Dataset records
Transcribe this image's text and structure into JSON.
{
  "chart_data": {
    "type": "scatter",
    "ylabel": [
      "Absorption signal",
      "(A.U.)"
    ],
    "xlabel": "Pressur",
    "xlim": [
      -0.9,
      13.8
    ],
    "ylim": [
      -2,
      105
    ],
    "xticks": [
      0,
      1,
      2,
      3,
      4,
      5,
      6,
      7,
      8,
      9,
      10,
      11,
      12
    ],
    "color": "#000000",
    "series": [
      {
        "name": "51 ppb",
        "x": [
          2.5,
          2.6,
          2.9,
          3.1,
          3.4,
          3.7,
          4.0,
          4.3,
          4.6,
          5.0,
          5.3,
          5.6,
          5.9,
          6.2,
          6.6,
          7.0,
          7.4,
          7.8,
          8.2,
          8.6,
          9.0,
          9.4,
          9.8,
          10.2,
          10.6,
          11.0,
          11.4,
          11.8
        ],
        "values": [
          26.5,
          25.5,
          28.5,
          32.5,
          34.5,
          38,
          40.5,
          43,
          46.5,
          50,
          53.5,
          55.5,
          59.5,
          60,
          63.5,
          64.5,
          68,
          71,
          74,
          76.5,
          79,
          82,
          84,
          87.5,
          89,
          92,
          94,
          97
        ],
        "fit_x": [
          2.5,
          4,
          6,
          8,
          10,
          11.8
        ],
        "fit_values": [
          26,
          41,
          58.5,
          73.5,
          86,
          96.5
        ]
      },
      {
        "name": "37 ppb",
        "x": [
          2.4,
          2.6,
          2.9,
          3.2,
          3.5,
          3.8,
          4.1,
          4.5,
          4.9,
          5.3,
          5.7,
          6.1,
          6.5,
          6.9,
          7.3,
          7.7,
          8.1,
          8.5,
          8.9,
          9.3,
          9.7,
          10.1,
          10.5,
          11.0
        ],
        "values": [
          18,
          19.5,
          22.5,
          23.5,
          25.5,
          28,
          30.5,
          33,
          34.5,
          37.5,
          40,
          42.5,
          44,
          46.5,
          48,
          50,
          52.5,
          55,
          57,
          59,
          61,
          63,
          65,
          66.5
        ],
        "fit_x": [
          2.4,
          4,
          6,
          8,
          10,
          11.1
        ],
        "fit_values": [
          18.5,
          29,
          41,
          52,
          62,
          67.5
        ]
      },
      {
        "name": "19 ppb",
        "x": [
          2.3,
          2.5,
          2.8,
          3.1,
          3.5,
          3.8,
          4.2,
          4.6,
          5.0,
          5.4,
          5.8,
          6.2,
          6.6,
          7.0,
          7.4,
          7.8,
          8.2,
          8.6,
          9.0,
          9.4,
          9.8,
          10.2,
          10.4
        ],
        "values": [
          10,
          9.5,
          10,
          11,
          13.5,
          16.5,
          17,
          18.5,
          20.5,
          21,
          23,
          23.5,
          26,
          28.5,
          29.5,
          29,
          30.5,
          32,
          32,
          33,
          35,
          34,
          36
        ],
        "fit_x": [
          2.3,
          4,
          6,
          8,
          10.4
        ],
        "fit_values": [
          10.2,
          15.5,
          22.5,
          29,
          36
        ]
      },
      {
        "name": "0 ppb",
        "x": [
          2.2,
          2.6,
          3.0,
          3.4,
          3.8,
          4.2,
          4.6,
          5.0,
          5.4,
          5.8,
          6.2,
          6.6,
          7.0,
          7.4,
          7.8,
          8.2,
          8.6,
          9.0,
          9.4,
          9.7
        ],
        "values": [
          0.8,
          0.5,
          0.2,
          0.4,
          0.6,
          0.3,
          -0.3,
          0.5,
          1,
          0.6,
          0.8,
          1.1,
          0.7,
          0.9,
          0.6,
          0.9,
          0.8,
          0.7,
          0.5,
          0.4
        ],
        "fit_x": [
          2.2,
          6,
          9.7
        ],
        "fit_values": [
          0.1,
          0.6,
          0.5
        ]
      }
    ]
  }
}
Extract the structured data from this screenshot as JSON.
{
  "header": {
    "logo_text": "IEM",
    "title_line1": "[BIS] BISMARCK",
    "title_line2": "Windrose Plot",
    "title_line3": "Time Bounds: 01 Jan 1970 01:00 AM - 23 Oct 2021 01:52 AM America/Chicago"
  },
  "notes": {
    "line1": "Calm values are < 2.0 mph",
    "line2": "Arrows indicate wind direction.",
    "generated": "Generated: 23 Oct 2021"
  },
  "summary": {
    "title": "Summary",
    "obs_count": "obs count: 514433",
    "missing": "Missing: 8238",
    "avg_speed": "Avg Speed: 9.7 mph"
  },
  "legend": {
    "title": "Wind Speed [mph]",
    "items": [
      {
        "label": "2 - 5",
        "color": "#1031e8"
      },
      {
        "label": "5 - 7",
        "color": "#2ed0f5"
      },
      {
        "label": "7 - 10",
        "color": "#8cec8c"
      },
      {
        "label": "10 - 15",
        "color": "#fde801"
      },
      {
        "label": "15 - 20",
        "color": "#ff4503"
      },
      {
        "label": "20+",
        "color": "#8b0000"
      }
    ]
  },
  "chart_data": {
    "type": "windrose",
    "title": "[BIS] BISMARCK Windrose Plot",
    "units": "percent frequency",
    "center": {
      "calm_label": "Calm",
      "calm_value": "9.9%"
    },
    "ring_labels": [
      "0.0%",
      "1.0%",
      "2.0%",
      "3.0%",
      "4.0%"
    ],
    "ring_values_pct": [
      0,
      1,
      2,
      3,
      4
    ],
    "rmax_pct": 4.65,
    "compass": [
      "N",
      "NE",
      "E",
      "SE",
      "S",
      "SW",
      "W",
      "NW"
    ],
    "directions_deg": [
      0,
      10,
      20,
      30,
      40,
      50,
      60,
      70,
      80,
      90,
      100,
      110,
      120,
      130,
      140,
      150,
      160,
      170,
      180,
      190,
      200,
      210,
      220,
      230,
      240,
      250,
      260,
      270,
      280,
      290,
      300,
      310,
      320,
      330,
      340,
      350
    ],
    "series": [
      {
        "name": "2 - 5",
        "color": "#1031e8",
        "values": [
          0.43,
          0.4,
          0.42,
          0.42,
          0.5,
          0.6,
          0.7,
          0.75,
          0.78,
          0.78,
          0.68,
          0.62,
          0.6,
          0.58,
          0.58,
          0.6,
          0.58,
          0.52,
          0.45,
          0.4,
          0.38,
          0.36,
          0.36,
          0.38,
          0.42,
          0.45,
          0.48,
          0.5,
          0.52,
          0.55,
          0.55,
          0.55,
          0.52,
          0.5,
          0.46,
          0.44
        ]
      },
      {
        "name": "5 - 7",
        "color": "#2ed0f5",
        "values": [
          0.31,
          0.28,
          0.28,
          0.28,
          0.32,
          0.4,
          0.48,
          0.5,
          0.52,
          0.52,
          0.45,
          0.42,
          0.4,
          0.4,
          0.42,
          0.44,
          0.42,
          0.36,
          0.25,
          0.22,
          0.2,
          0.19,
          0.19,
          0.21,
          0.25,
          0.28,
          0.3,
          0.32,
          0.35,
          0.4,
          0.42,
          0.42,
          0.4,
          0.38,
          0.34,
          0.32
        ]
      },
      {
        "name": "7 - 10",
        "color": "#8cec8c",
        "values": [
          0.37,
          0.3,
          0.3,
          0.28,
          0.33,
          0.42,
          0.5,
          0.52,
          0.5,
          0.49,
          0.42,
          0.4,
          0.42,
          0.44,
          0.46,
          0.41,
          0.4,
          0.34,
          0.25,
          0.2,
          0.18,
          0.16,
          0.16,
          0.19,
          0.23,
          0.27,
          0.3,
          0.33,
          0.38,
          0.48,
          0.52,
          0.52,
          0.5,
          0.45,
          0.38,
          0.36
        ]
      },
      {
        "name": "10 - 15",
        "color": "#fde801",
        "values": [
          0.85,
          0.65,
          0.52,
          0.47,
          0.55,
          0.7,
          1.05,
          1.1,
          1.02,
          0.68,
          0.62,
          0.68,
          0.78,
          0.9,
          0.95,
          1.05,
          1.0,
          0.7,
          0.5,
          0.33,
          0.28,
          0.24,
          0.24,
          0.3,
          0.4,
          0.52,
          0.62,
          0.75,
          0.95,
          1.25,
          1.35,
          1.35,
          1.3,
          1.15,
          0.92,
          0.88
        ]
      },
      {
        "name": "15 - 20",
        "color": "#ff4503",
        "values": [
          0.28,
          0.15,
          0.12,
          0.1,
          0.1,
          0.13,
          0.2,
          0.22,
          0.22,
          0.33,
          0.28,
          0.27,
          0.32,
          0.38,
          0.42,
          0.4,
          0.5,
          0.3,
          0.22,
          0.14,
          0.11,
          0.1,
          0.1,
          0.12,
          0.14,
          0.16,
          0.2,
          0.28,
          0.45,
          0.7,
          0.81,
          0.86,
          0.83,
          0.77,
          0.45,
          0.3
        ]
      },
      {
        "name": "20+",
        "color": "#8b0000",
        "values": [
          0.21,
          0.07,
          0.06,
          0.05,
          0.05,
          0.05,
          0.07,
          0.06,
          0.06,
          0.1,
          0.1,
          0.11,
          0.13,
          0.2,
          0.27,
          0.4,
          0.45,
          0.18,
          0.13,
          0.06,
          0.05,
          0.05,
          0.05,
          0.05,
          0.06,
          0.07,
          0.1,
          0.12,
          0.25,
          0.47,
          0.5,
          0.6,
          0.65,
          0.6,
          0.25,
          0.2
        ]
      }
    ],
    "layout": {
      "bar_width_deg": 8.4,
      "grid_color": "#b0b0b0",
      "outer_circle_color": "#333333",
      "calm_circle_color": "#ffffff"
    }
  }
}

TASK REQUIREMENTS.
Above is a listing; report how many of its lines include the word "Plot", giving the number only.

OUTPUT.
2